Pull every line containing "poids" from the entries.
******
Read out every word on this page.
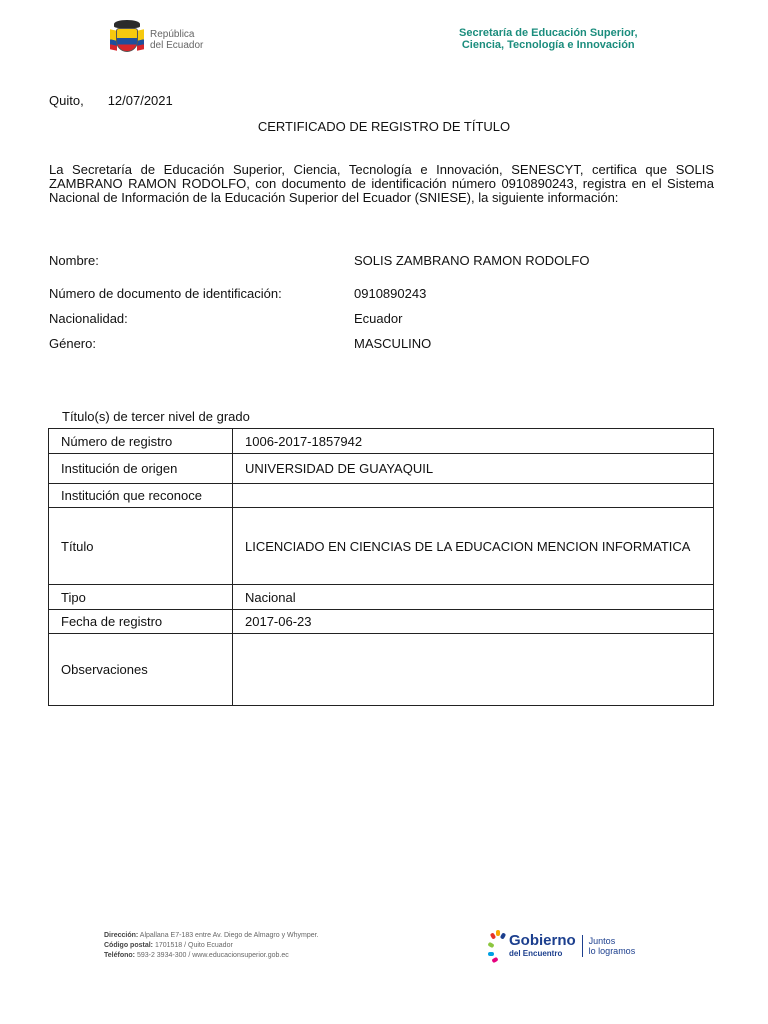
República
del Ecuador
Secretaría de Educación Superior,
Ciencia, Tecnología e Innovación
Quito, 12/07/2021
CERTIFICADO DE REGISTRO DE TÍTULO
La Secretaría de Educación Superior, Ciencia, Tecnología e Innovación, SENESCYT, certifica que SOLIS ZAMBRANO RAMON RODOLFO, con documento de identificación número 0910890243, registra en el Sistema Nacional de Información de la Educación Superior del Ecuador (SNIESE), la siguiente información:
Nombre:	SOLIS ZAMBRANO RAMON RODOLFO
Número de documento de identificación:	0910890243
Nacionalidad:	Ecuador
Género:	MASCULINO
Título(s) de tercer nivel de grado
Número de registro	1006-2017-1857942
Institución de origen	UNIVERSIDAD DE GUAYAQUIL
Institución que reconoce	
Título	LICENCIADO EN CIENCIAS DE LA EDUCACION MENCION INFORMATICA
Tipo	Nacional
Fecha de registro	2017-06-23
Observaciones	
Dirección: Alpallana E7-183 entre Av. Diego de Almagro y Whymper.
Código postal: 1701518 / Quito Ecuador
Teléfono: 593-2 3934-300 / www.educacionsuperior.gob.ec
Gobierno
del Encuentro
Juntos
lo logramos
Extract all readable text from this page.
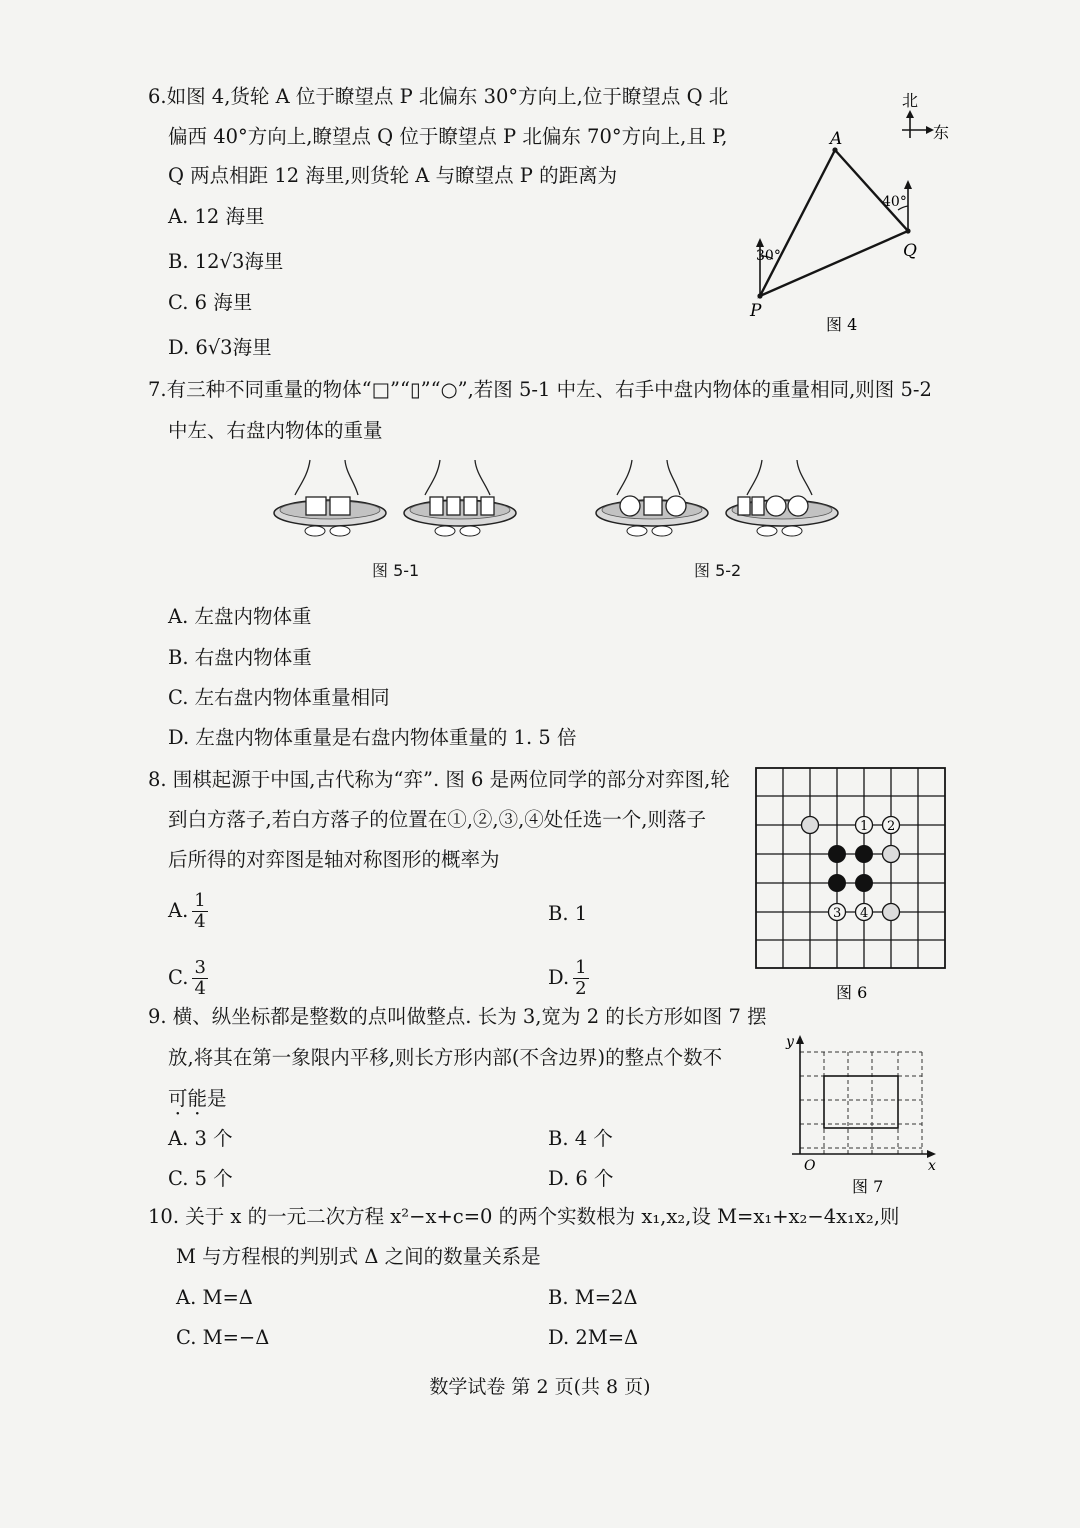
6.如图 4,货轮 A 位于瞭望点 P 北偏东 30°方向上,位于瞭望点 Q 北
偏西 40°方向上,瞭望点 Q 位于瞭望点 P 北偏东 70°方向上,且 P,
Q 两点相距 12 海里,则货轮 A 与瞭望点 P 的距离为
A. 12 海里
B. 12√3海里
C. 6 海里
D. 6√3海里
北
东
A
P
Q
30°
40°
图 4
7.有三种不同重量的物体“□”“▯”“○”,若图 5-1 中左、右手中盘内物体的重量相同,则图 5-2
中左、右盘内物体的重量
图 5-1	图 5-2
A. 左盘内物体重
B. 右盘内物体重
C. 左右盘内物体重量相同
D. 左盘内物体重量是右盘内物体重量的 1. 5 倍
8. 围棋起源于中国,古代称为“弈”. 图 6 是两位同学的部分对弈图,轮
到白方落子,若白方落子的位置在①,②,③,④处任选一个,则落子
后所得的对弈图是轴对称图形的概率为
A. $\frac{1}{4}$	B. 1
C. $\frac{3}{4}$	D. $\frac{1}{2}$
1 2
3 4
图 6
9. 横、纵坐标都是整数的点叫做整点. 长为 3,宽为 2 的长方形如图 7 摆
放,将其在第一象限内平移,则长方形内部(不含边界)的整点个数不
可能是
A. 3 个	B. 4 个
C. 5 个	D. 6 个
y
x
O
图 7
10. 关于 x 的一元二次方程 x²−x+c=0 的两个实数根为 x₁,x₂,设 M=x₁+x₂−4x₁x₂,则
M 与方程根的判别式 Δ 之间的数量关系是
A. M=Δ	B. M=2Δ
C. M=−Δ	D. 2M=Δ
数学试卷 第 2 页(共 8 页)
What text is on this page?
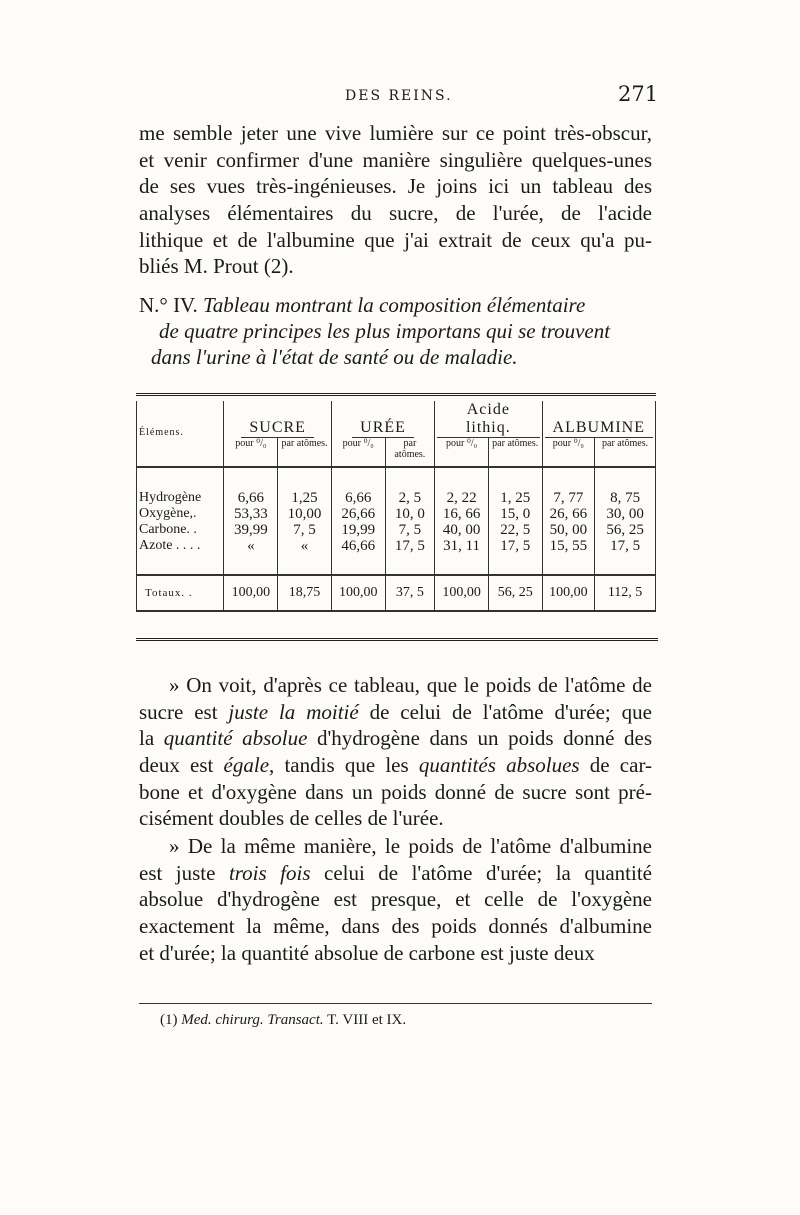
DES REINS.	271
me semble jeter une vive lumière sur ce point très-obscur,
et venir confirmer d'une manière singulière quelques-unes
de ses vues très-ingénieuses. Je joins ici un tableau des
analyses élémentaires du sucre, de l'urée, de l'acide
lithique et de l'albumine que j'ai extrait de ceux qu'a pu-
bliés M. Prout (2).
N.° IV. Tableau montrant la composition élémentaire
de quatre principes les plus importans qui se trouvent
dans l'urine à l'état de santé ou de maladie.
Élémens.	SUCRE		URÉE		Acide lithiq.		ALBUMINE	
	pour ⁰/₀	par atômes.	pour ⁰/₀	par atômes.	pour ⁰/₀	par atômes.	pour ⁰/₀	par atômes.

Hydrogène	6,66	1,25	6,66	2, 5	2, 22	1, 25	7, 77	8, 75
Oxygène,.	53,33	10,00	26,66	10, 0	16, 66	15, 0	26, 66	30, 00
Carbone. .	39,99	7, 5	19,99	7, 5	40, 00	22, 5	50, 00	56, 25
Azote . . . .	«	«	46,66	17, 5	31, 11	17, 5	15, 55	17, 5

Totaux. .	100,00	18,75	100,00	37, 5	100,00	56, 25	100,00	112, 5
» On voit, d'après ce tableau, que le poids de l'atôme de
sucre est juste la moitié de celui de l'atôme d'urée; que
la quantité absolue d'hydrogène dans un poids donné des
deux est égale, tandis que les quantités absolues de car-
bone et d'oxygène dans un poids donné de sucre sont pré-
cisément doubles de celles de l'urée.
» De la même manière, le poids de l'atôme d'albumine
est juste trois fois celui de l'atôme d'urée; la quantité
absolue d'hydrogène est presque, et celle de l'oxygène
exactement la même, dans des poids donnés d'albumine
et d'urée; la quantité absolue de carbone est juste deux
(1) Med. chirurg. Transact. T. VIII et IX.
******
Result of this exercise:
» On voit, d'après ce tableau, que le poids de l'atôme de
la quantité absolue d'hydrogène dans un poids donné des
bone et d'oxygène dans un poids donné de sucre sont pré-
» De la même manière, le poids de l'atôme d'albumine
exactement la même, dans des poids donnés d'albumine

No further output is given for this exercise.